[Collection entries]
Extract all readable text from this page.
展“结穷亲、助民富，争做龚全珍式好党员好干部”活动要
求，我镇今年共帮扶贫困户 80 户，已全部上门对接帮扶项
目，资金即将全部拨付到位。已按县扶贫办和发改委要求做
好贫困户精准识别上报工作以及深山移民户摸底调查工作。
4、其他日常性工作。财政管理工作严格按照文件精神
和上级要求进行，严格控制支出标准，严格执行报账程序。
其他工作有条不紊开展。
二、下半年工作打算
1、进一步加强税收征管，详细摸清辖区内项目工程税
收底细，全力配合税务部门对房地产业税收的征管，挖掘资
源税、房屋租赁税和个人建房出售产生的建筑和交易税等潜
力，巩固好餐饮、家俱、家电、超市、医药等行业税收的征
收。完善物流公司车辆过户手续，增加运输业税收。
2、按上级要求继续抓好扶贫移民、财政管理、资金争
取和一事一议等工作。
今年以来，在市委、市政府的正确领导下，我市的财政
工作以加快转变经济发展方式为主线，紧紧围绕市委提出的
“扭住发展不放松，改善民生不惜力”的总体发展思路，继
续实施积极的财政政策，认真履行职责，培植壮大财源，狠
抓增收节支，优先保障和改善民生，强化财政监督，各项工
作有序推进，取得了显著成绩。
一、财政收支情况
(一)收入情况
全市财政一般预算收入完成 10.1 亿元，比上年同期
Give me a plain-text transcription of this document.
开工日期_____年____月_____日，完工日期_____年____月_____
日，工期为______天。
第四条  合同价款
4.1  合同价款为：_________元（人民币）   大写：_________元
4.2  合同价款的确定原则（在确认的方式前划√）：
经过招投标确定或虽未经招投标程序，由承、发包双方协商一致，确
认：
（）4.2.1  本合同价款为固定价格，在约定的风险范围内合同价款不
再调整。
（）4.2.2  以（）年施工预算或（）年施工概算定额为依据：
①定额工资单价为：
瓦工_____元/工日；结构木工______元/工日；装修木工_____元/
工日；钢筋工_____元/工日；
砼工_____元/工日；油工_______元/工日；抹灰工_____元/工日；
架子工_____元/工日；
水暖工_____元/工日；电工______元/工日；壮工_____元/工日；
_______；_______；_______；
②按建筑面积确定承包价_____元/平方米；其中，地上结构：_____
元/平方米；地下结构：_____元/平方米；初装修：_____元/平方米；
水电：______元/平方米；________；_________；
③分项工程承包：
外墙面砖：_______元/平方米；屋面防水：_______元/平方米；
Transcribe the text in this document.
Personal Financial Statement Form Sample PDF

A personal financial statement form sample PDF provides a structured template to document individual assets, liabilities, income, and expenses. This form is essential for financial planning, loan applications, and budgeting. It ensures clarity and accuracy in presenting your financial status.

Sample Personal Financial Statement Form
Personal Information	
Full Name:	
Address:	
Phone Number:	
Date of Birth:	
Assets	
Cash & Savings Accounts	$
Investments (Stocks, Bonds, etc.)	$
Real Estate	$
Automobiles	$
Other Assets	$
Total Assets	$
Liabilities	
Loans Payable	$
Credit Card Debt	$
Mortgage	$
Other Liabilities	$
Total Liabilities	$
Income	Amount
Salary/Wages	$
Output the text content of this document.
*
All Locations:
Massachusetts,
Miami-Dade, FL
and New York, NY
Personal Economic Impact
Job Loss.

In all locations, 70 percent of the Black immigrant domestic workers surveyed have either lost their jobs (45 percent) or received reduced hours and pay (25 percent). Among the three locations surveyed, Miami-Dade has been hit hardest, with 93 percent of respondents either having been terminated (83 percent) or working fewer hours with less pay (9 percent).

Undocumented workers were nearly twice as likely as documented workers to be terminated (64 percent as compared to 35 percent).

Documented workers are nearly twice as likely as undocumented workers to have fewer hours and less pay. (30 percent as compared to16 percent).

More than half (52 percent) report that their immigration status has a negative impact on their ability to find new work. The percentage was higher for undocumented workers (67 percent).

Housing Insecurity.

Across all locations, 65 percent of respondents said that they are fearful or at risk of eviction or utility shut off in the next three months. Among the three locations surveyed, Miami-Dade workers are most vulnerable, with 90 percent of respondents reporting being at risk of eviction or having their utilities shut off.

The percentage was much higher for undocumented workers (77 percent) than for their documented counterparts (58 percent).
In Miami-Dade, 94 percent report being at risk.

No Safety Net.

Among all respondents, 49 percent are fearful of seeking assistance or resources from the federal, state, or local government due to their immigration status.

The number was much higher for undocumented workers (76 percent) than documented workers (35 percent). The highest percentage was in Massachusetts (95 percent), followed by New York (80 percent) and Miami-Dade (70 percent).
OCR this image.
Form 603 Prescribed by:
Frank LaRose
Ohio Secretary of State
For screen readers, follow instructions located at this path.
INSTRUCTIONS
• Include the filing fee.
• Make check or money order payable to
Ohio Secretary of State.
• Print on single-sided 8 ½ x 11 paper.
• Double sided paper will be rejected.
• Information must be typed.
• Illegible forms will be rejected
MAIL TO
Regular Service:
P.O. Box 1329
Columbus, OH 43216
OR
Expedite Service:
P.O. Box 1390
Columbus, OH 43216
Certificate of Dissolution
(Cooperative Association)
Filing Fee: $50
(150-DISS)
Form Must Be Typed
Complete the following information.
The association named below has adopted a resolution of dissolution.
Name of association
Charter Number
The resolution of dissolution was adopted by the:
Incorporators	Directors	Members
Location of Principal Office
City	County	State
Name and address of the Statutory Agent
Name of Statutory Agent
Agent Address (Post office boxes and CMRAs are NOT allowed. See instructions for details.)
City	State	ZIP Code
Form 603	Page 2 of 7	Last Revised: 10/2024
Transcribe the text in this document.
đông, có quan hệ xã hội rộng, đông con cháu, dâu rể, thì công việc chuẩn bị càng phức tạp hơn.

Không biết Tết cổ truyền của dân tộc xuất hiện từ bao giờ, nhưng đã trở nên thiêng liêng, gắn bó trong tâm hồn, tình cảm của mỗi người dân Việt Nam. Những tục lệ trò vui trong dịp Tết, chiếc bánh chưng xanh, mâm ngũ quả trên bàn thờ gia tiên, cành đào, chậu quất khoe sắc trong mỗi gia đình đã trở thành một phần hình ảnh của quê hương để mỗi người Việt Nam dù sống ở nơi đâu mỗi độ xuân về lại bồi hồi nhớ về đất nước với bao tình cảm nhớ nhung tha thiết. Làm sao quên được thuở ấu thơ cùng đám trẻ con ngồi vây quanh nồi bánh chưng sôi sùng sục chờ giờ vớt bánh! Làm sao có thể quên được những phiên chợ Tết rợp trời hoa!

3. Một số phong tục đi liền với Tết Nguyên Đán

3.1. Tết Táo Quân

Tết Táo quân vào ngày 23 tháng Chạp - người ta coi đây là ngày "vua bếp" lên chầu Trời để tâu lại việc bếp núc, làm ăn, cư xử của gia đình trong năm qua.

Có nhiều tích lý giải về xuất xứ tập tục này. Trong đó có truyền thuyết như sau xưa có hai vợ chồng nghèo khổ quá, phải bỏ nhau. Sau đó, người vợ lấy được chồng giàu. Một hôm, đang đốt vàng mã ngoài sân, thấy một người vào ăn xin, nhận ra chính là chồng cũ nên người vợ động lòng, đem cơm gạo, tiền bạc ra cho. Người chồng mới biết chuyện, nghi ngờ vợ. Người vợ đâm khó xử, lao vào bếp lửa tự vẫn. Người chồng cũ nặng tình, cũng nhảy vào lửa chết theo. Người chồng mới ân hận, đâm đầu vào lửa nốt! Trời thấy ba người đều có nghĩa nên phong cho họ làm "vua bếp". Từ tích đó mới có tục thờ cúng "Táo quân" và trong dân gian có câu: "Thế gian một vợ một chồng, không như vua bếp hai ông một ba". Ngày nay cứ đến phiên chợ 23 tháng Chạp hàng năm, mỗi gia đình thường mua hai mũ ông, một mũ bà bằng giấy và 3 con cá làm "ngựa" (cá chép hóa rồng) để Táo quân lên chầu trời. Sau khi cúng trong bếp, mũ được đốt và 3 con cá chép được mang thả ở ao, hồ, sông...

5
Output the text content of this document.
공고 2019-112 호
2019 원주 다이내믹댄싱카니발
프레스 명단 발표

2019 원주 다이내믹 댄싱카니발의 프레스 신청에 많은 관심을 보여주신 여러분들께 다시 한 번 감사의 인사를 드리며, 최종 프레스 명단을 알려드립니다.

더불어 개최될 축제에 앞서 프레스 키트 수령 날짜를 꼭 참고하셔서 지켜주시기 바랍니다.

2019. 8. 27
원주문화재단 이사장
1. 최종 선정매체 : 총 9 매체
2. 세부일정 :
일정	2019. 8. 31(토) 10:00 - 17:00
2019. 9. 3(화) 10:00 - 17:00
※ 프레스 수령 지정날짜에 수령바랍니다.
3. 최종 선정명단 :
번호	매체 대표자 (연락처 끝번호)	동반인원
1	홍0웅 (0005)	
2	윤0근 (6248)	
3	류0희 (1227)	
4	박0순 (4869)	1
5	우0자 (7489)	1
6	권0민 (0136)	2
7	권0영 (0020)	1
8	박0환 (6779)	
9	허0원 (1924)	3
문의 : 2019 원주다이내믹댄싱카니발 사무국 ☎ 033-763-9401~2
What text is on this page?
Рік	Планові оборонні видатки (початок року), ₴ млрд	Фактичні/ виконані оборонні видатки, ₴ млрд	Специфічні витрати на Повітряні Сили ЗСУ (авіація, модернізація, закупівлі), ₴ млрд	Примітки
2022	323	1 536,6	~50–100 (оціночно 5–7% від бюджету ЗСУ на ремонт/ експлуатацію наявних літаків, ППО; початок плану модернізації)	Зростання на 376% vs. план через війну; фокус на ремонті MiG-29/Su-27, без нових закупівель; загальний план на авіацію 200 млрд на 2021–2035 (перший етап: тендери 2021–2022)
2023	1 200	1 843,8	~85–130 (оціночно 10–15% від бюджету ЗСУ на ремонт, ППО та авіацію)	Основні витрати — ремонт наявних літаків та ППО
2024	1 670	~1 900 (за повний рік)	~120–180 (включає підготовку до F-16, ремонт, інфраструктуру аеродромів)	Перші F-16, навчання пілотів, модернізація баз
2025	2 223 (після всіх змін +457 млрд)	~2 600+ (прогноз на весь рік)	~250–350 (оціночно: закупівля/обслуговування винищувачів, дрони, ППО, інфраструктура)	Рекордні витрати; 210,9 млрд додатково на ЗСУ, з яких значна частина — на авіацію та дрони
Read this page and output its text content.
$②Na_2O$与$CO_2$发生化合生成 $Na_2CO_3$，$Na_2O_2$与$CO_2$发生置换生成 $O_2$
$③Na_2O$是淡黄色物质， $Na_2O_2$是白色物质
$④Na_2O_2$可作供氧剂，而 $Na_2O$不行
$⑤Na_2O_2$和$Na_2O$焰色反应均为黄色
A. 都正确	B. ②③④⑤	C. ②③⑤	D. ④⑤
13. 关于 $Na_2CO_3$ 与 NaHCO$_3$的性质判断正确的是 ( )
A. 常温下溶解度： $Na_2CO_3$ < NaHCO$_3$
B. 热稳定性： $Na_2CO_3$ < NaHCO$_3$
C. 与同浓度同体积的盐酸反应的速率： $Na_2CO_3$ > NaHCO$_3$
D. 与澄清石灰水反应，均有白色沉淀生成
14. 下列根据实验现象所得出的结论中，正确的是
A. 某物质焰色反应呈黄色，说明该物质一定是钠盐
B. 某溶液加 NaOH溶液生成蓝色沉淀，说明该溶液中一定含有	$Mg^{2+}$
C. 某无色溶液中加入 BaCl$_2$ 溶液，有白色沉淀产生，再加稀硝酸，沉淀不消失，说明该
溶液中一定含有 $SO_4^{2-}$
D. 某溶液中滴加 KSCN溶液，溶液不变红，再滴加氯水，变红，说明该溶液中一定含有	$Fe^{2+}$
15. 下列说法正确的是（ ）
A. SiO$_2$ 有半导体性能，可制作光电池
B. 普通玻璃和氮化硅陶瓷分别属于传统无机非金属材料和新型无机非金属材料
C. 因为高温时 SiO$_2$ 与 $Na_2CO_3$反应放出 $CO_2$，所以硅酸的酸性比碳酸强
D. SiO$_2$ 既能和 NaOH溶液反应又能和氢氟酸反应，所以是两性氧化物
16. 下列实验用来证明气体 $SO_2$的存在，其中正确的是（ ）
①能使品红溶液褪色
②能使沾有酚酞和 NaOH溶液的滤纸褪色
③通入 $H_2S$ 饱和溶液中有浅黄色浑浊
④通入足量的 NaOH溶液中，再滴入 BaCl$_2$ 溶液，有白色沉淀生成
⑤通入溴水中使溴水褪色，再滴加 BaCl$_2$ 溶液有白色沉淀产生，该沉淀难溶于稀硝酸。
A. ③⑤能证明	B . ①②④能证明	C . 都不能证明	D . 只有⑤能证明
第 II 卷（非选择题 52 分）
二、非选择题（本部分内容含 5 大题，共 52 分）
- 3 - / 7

■ **TASK OBJECTIVE**: Copy all lines in the listing above where the string "compared" appears.

■ **FINISHED ANSWER**:
Undocumented workers were nearly twice as likely as documented workers to be terminated (64 percent as compared to 35 percent).
Documented workers are nearly twice as likely as undocumented workers to have fewer hours and less pay. (30 percent as compared to16 percent).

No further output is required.